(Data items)
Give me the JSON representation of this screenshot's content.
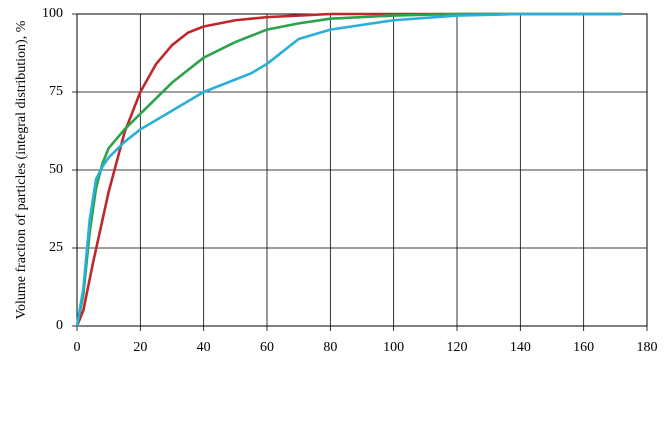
{
  "chart_data": {
    "type": "line",
    "y_label": "Volume fraction of particles (integral distribution), %",
    "xlim": [
      0,
      180
    ],
    "xticks": [
      0,
      20,
      40,
      60,
      80,
      100,
      120,
      140,
      160,
      180
    ],
    "ylim": [
      0,
      100
    ],
    "yticks": [
      0,
      25,
      50,
      75,
      100
    ],
    "grid": true,
    "series": [
      {
        "color": "#c0272d",
        "x": [
          0,
          2,
          5,
          10,
          15,
          20,
          25,
          30,
          35,
          40,
          50,
          60,
          70,
          80,
          100,
          120,
          140,
          160,
          172
        ],
        "values": [
          0,
          5,
          20,
          43,
          62,
          75,
          84,
          90,
          94,
          96,
          98,
          99,
          99.5,
          100,
          100,
          100,
          100,
          100,
          100
        ]
      },
      {
        "color": "#2ca24a",
        "x": [
          0,
          2,
          4,
          6,
          8,
          10,
          15,
          20,
          30,
          40,
          50,
          60,
          70,
          80,
          100,
          120,
          140,
          172
        ],
        "values": [
          0,
          10,
          30,
          44,
          52,
          57,
          63,
          68,
          78,
          86,
          91,
          95,
          97,
          98.5,
          99.5,
          100,
          100,
          100
        ]
      },
      {
        "color": "#2ab0d8",
        "x": [
          0,
          2,
          4,
          6,
          8,
          10,
          15,
          20,
          30,
          40,
          50,
          55,
          60,
          65,
          70,
          80,
          100,
          120,
          140,
          172
        ],
        "values": [
          0,
          12,
          34,
          47,
          51,
          54,
          59,
          63,
          69,
          75,
          79,
          81,
          84,
          88,
          92,
          95,
          98,
          99.5,
          100,
          100
        ]
      }
    ]
  }
}
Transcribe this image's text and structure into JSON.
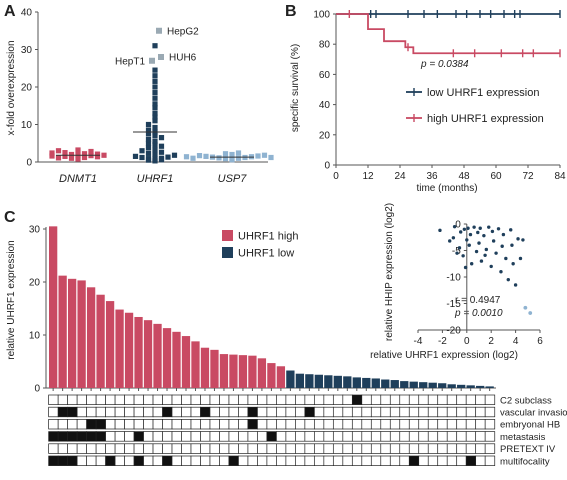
{
  "colors": {
    "red": "#c94a63",
    "navy": "#1f3f5b",
    "light_blue": "#8fb3d1",
    "grey_marker": "#9aa9b3",
    "axis": "#555555"
  },
  "chart_data": [
    {
      "panel": "A",
      "type": "scatter",
      "ylabel": "x-fold overexpression",
      "ylim": [
        0,
        40
      ],
      "yticks": [
        0,
        10,
        20,
        30,
        40
      ],
      "categories": [
        "DNMT1",
        "UHRF1",
        "USP7"
      ],
      "series": [
        {
          "category": "DNMT1",
          "values": [
            0.8,
            1.0,
            1.2,
            1.5,
            1.7,
            1.9,
            2.0,
            2.2,
            2.5,
            2.8,
            3.0,
            3.2,
            1.1,
            1.4,
            1.6,
            1.8,
            2.1,
            2.4
          ],
          "mean": 1.8
        },
        {
          "category": "UHRF1",
          "values": [
            0.3,
            0.5,
            0.6,
            0.8,
            0.9,
            1.0,
            1.2,
            1.3,
            1.5,
            1.8,
            2.0,
            2.3,
            2.6,
            3.0,
            3.3,
            3.8,
            4.2,
            4.6,
            5.0,
            5.5,
            6.0,
            6.5,
            7.0,
            7.5,
            8.0,
            8.5,
            9.2,
            10.0,
            11.0,
            12.0,
            13.0,
            14.5,
            15.5,
            17.0,
            18.5,
            20.0,
            21.5,
            23.0,
            24.5,
            31.0
          ],
          "mean": 8.0,
          "outliers": [
            {
              "label": "HepG2",
              "value": 35
            },
            {
              "label": "HUH6",
              "value": 28
            },
            {
              "label": "HepT1",
              "value": 27
            }
          ]
        },
        {
          "category": "USP7",
          "values": [
            0.6,
            0.8,
            0.9,
            1.0,
            1.1,
            1.2,
            1.3,
            1.4,
            1.5,
            1.6,
            1.7,
            1.8,
            2.0,
            2.2,
            2.4,
            1.0,
            1.2,
            1.4
          ],
          "mean": 1.3
        }
      ]
    },
    {
      "panel": "B",
      "type": "line",
      "xlabel": "time (months)",
      "ylabel": "specific survival (%)",
      "xlim": [
        0,
        84
      ],
      "ylim": [
        0,
        100
      ],
      "xticks": [
        0,
        12,
        24,
        36,
        48,
        60,
        72,
        84
      ],
      "yticks": [
        0,
        20,
        40,
        60,
        80,
        100
      ],
      "annotation": "p = 0.0384",
      "series": [
        {
          "name": "low UHRF1 expression",
          "steps": [
            [
              0,
              100
            ],
            [
              84,
              100
            ]
          ],
          "censor_times": [
            13,
            15,
            27,
            33,
            38,
            45,
            49,
            54,
            58,
            63,
            67,
            69,
            84
          ]
        },
        {
          "name": "high UHRF1 expression",
          "steps": [
            [
              0,
              100
            ],
            [
              12,
              100
            ],
            [
              12,
              90
            ],
            [
              18,
              90
            ],
            [
              18,
              82
            ],
            [
              26,
              82
            ],
            [
              26,
              78
            ],
            [
              29,
              78
            ],
            [
              29,
              74
            ],
            [
              84,
              74
            ]
          ],
          "censor_times": [
            5,
            27,
            44,
            52,
            62,
            70,
            74,
            84
          ]
        }
      ]
    },
    {
      "panel": "C",
      "type": "bar",
      "ylabel": "relative UHRF1 expression",
      "ylim": [
        0,
        30
      ],
      "yticks": [
        0,
        10,
        20,
        30
      ],
      "legend": [
        "UHRF1 high",
        "UHRF1 low"
      ],
      "values": [
        30.5,
        21.2,
        20.6,
        20.3,
        19.0,
        17.6,
        16.4,
        14.8,
        14.2,
        13.4,
        12.8,
        12.1,
        11.3,
        10.6,
        9.8,
        8.8,
        7.6,
        7.2,
        6.4,
        6.3,
        6.2,
        6.1,
        5.6,
        4.7,
        4.1,
        3.3,
        2.7,
        2.6,
        2.5,
        2.4,
        2.3,
        2.2,
        2.0,
        1.9,
        1.8,
        1.6,
        1.5,
        1.3,
        1.2,
        1.1,
        1.0,
        0.9,
        0.7,
        0.6,
        0.5,
        0.4,
        0.3
      ],
      "high_count": 25,
      "row_labels": [
        "C2 subclass",
        "vascular invasion",
        "embryonal HB",
        "metastasis",
        "PRETEXT IV",
        "multifocality"
      ],
      "matrix": [
        [
          0,
          0,
          0,
          0,
          0,
          0,
          0,
          0,
          0,
          0,
          0,
          0,
          0,
          0,
          0,
          0,
          0,
          0,
          0,
          0,
          0,
          0,
          0,
          0,
          0,
          0,
          0,
          0,
          0,
          0,
          0,
          0,
          1,
          0,
          0,
          0,
          0,
          0,
          0,
          0,
          0,
          0,
          0,
          0,
          0,
          0,
          0
        ],
        [
          0,
          1,
          1,
          0,
          0,
          0,
          0,
          0,
          0,
          0,
          0,
          0,
          1,
          0,
          0,
          0,
          1,
          0,
          0,
          0,
          0,
          1,
          0,
          0,
          0,
          0,
          0,
          1,
          0,
          0,
          0,
          0,
          0,
          0,
          0,
          0,
          0,
          0,
          0,
          0,
          0,
          0,
          0,
          0,
          0,
          0,
          0
        ],
        [
          0,
          0,
          0,
          0,
          1,
          1,
          0,
          0,
          0,
          0,
          0,
          0,
          0,
          0,
          0,
          0,
          0,
          0,
          0,
          0,
          0,
          1,
          0,
          0,
          0,
          0,
          0,
          0,
          0,
          0,
          0,
          0,
          0,
          0,
          0,
          0,
          0,
          0,
          0,
          0,
          0,
          0,
          0,
          0,
          0,
          0,
          0
        ],
        [
          1,
          1,
          1,
          1,
          1,
          1,
          0,
          0,
          0,
          1,
          0,
          0,
          0,
          0,
          0,
          0,
          0,
          0,
          0,
          0,
          0,
          0,
          0,
          1,
          0,
          0,
          0,
          0,
          0,
          0,
          0,
          0,
          0,
          0,
          0,
          0,
          0,
          0,
          0,
          0,
          0,
          0,
          0,
          0,
          0,
          0,
          0
        ],
        [
          0,
          0,
          0,
          0,
          0,
          0,
          0,
          0,
          0,
          0,
          0,
          0,
          0,
          0,
          0,
          0,
          0,
          0,
          0,
          0,
          0,
          0,
          0,
          0,
          0,
          0,
          0,
          0,
          0,
          0,
          0,
          0,
          0,
          0,
          0,
          0,
          0,
          0,
          0,
          0,
          0,
          0,
          0,
          0,
          0,
          0,
          0
        ],
        [
          1,
          1,
          1,
          0,
          0,
          0,
          1,
          0,
          0,
          1,
          0,
          0,
          1,
          0,
          0,
          0,
          0,
          0,
          0,
          1,
          0,
          0,
          0,
          0,
          0,
          0,
          0,
          0,
          0,
          0,
          0,
          0,
          0,
          0,
          0,
          0,
          0,
          0,
          1,
          0,
          0,
          0,
          0,
          0,
          1,
          0,
          0
        ]
      ]
    },
    {
      "panel": "C-inset",
      "type": "scatter",
      "xlabel": "relative UHRF1 expression (log2)",
      "ylabel": "relative HHIP expression (log2)",
      "xlim": [
        -4,
        6
      ],
      "ylim": [
        -20,
        0
      ],
      "xticks": [
        -4,
        -2,
        0,
        2,
        4,
        6
      ],
      "yticks": [
        0,
        -5,
        -10,
        -15,
        -20
      ],
      "stats": [
        "r = 0.4947",
        "p = 0.0010"
      ],
      "points": [
        [
          -2.2,
          -1.2
        ],
        [
          -1.0,
          -0.5
        ],
        [
          -0.5,
          -1.5
        ],
        [
          -0.2,
          -1.0
        ],
        [
          0.1,
          -0.8
        ],
        [
          0.3,
          -2.0
        ],
        [
          0.6,
          -0.6
        ],
        [
          0.9,
          -1.6
        ],
        [
          1.1,
          -0.8
        ],
        [
          1.4,
          -2.2
        ],
        [
          1.8,
          -0.6
        ],
        [
          2.1,
          -1.4
        ],
        [
          2.6,
          -0.9
        ],
        [
          3.0,
          -2.0
        ],
        [
          3.6,
          -1.1
        ],
        [
          4.2,
          -2.8
        ],
        [
          4.6,
          -3.0
        ],
        [
          -1.4,
          -3.2
        ],
        [
          -0.6,
          -4.5
        ],
        [
          0.2,
          -4.0
        ],
        [
          0.8,
          -5.2
        ],
        [
          1.6,
          -4.8
        ],
        [
          2.4,
          -5.5
        ],
        [
          3.2,
          -6.5
        ],
        [
          3.8,
          -7.5
        ],
        [
          -0.3,
          -6.0
        ],
        [
          0.4,
          -7.5
        ],
        [
          1.2,
          -7.0
        ],
        [
          2.0,
          -8.0
        ],
        [
          2.8,
          -9.0
        ],
        [
          3.4,
          -10.5
        ],
        [
          4.0,
          -11.5
        ],
        [
          -1.1,
          -2.6
        ],
        [
          -0.8,
          -5.5
        ],
        [
          0.0,
          -3.0
        ],
        [
          1.0,
          -3.6
        ],
        [
          2.2,
          -3.2
        ],
        [
          2.9,
          -4.2
        ],
        [
          3.7,
          -4.0
        ],
        [
          4.4,
          -6.5
        ],
        [
          1.5,
          -5.9
        ],
        [
          -0.1,
          -8.2
        ]
      ],
      "highlight_points": [
        [
          4.8,
          -15.8
        ],
        [
          5.2,
          -16.8
        ]
      ]
    }
  ]
}
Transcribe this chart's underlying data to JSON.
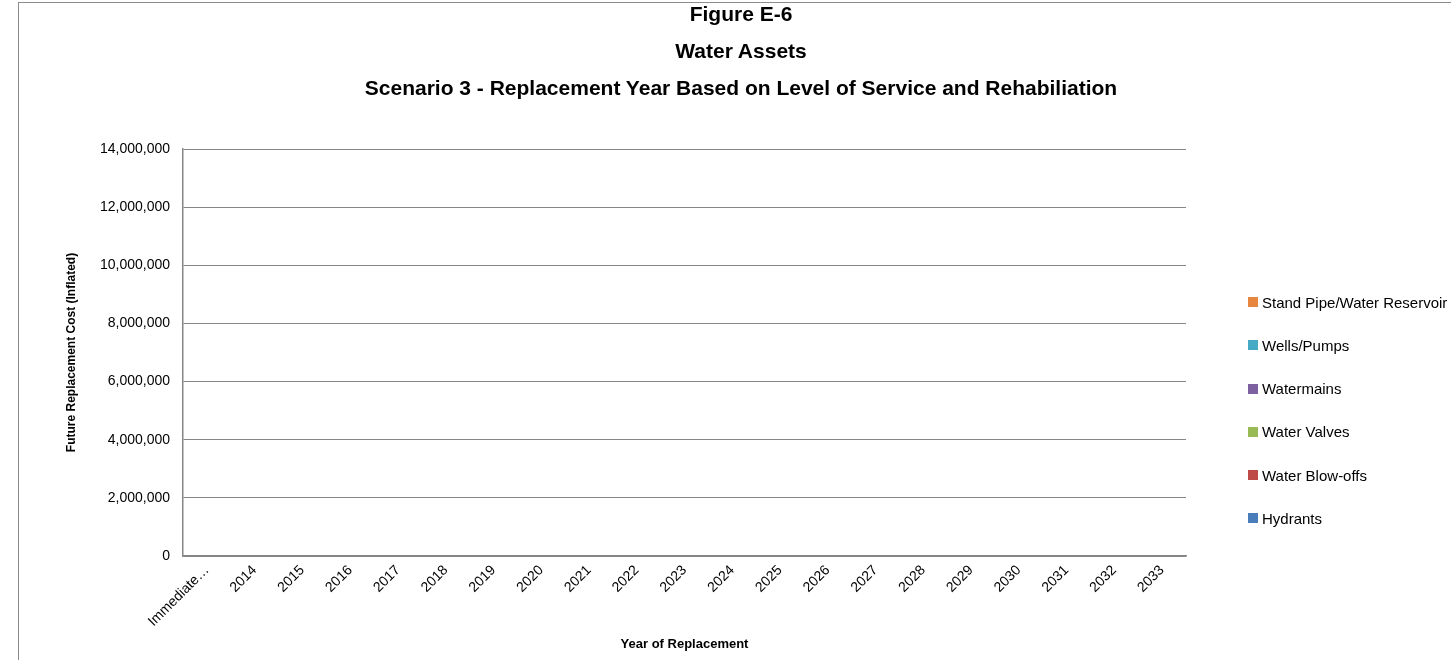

### TASK PROMPT:
Pull out every line in the material above where "xlabel" occurs.

### THE COMPLETED TASK:
      "xlabel": "time (months)",
      "xlabel": "relative UHRF1 expression (log2)",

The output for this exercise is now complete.